Work to be completed
Your task is to copy every line of this material exactly.

Material provided

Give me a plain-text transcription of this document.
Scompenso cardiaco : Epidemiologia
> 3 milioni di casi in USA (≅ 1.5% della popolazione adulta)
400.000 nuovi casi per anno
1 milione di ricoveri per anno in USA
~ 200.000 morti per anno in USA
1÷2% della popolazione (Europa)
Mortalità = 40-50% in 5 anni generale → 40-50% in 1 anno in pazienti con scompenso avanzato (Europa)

Completed task
Give me a plain-text transcription of this document.
Scompenso cardiaco : Epidemiologia
> 3 milioni di casi in USA (≅ 1.5% della popolazione adulta)
400.000 nuovi casi per anno
1 milione di ricoveri per anno in USA
~ 200.000 morti per anno in USA
1÷2% della popolazione (Europa)
Mortalità = 40-50% in 5 anni generale → 40-50% in 1 anno in pazienti con scompenso avanzato (Europa)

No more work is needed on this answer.